■ Your goal: Restate exactly, and only, the lines from the one with "Output the text content of this document." through the end of the data, with both of those end lines kept. Drop any pictures.

■ Data supplied:
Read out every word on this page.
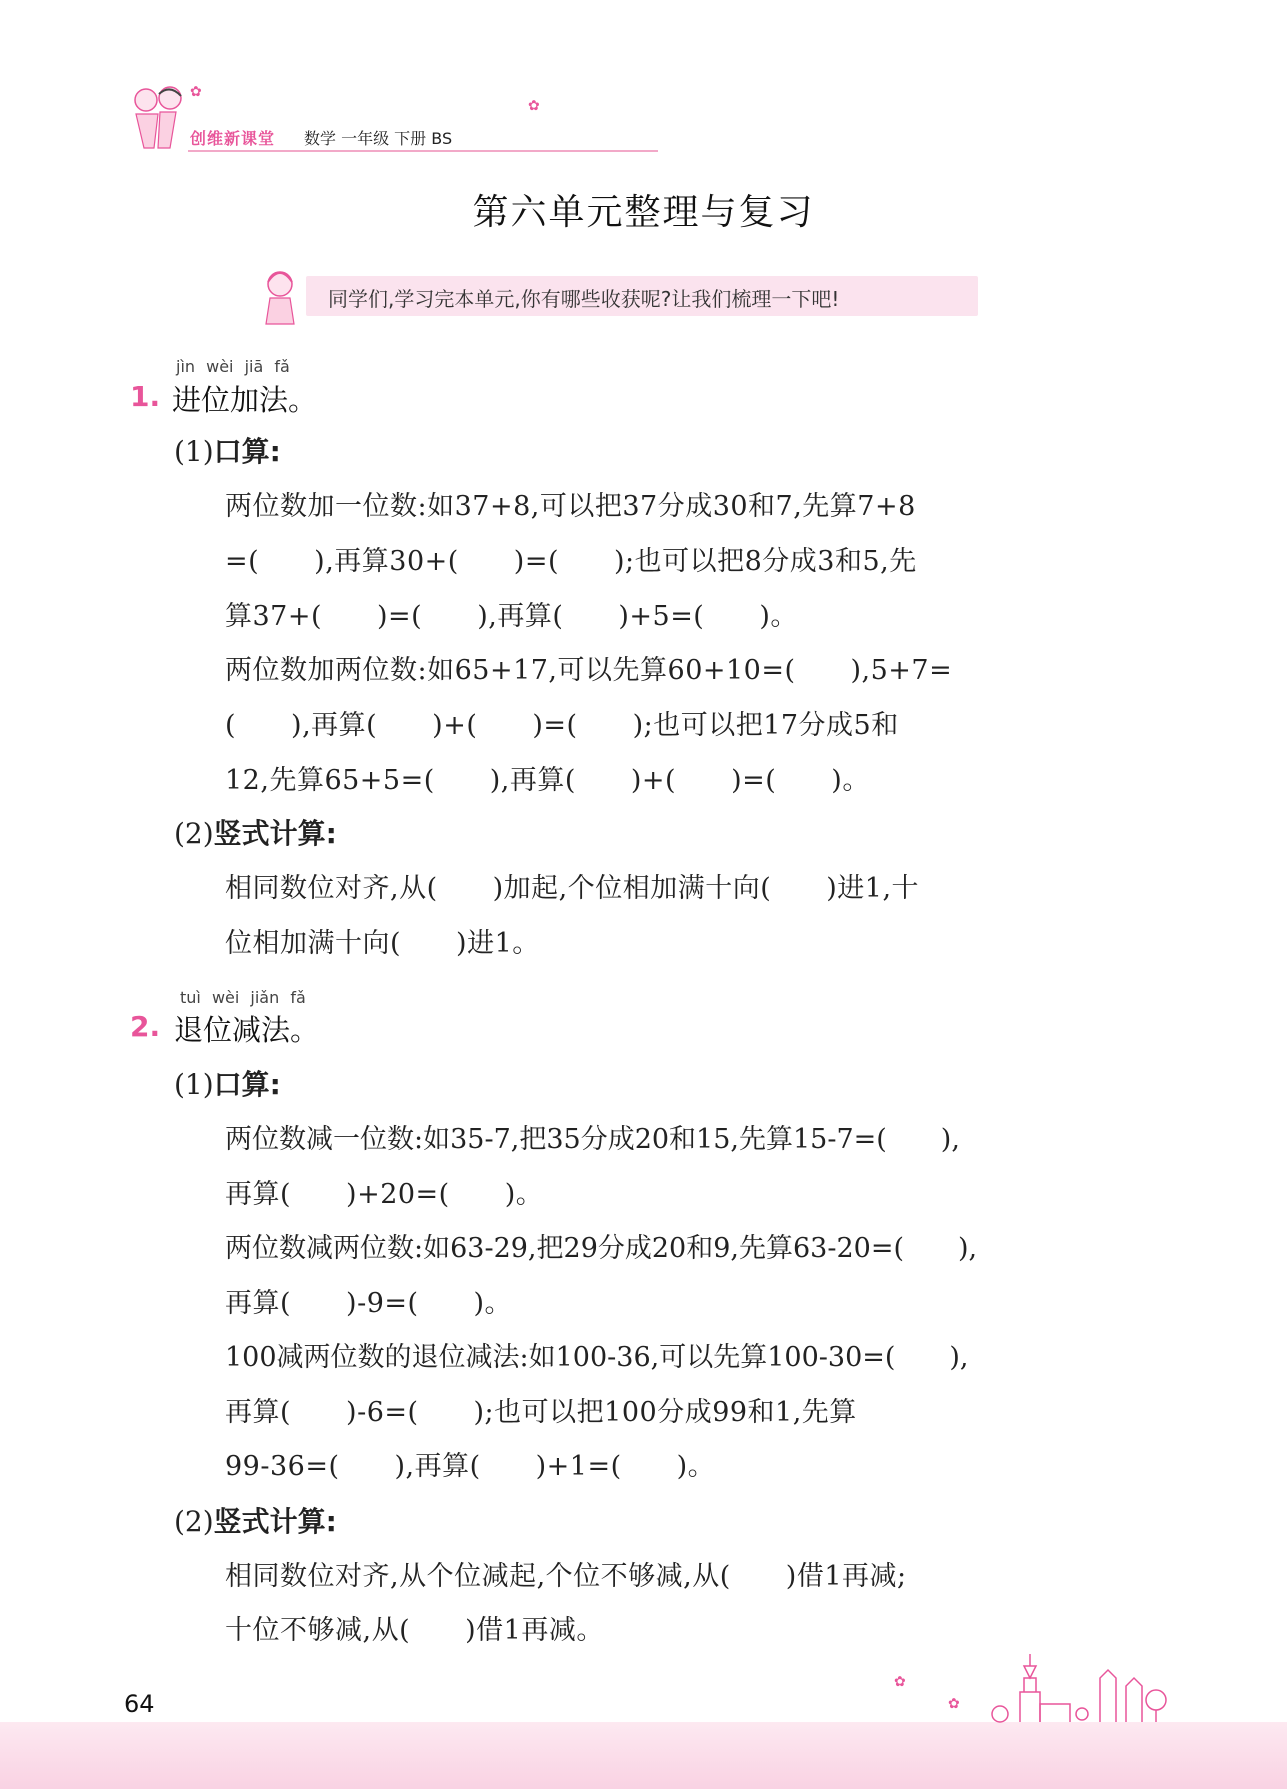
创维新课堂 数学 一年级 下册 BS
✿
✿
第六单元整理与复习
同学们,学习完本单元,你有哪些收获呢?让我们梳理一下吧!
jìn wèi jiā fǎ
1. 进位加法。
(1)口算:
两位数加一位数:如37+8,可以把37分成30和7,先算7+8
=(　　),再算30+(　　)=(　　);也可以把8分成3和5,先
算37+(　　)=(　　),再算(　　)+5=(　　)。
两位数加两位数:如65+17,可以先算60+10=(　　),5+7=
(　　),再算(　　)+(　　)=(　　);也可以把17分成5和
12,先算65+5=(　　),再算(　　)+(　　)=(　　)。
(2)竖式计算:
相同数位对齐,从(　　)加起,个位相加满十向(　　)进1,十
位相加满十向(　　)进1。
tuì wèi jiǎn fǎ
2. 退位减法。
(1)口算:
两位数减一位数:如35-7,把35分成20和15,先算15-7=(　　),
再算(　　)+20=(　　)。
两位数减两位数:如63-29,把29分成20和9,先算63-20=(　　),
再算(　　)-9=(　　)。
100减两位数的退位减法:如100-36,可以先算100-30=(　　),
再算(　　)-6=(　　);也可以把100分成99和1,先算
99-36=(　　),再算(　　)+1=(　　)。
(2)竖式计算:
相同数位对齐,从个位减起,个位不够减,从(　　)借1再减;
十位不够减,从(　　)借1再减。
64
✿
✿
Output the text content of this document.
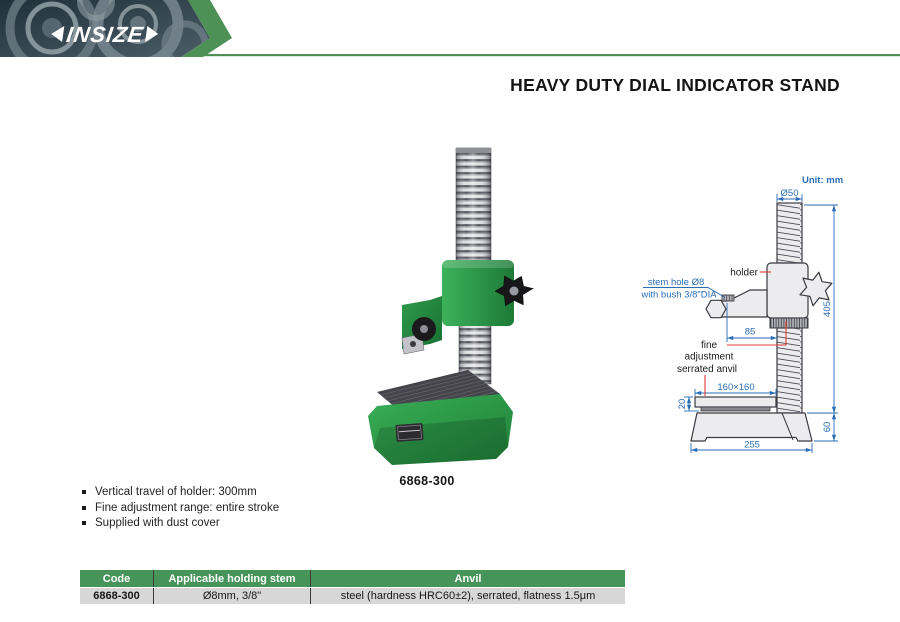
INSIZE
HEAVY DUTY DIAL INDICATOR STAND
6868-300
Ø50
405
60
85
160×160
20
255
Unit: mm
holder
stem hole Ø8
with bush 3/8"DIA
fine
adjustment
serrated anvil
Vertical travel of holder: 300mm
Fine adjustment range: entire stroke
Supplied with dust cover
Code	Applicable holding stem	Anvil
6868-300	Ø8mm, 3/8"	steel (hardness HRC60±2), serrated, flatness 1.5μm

■ Final result:
Output the text content of this document.
INSIZE
HEAVY DUTY DIAL INDICATOR STAND
6868-300
Ø50
405
60
85
160×160
20
255
Unit: mm
holder
stem hole Ø8
with bush 3/8"DIA
fine
adjustment
serrated anvil
Vertical travel of holder: 300mm
Fine adjustment range: entire stroke
Supplied with dust cover
Code	Applicable holding stem	Anvil
6868-300	Ø8mm, 3/8"	steel (hardness HRC60±2), serrated, flatness 1.5μm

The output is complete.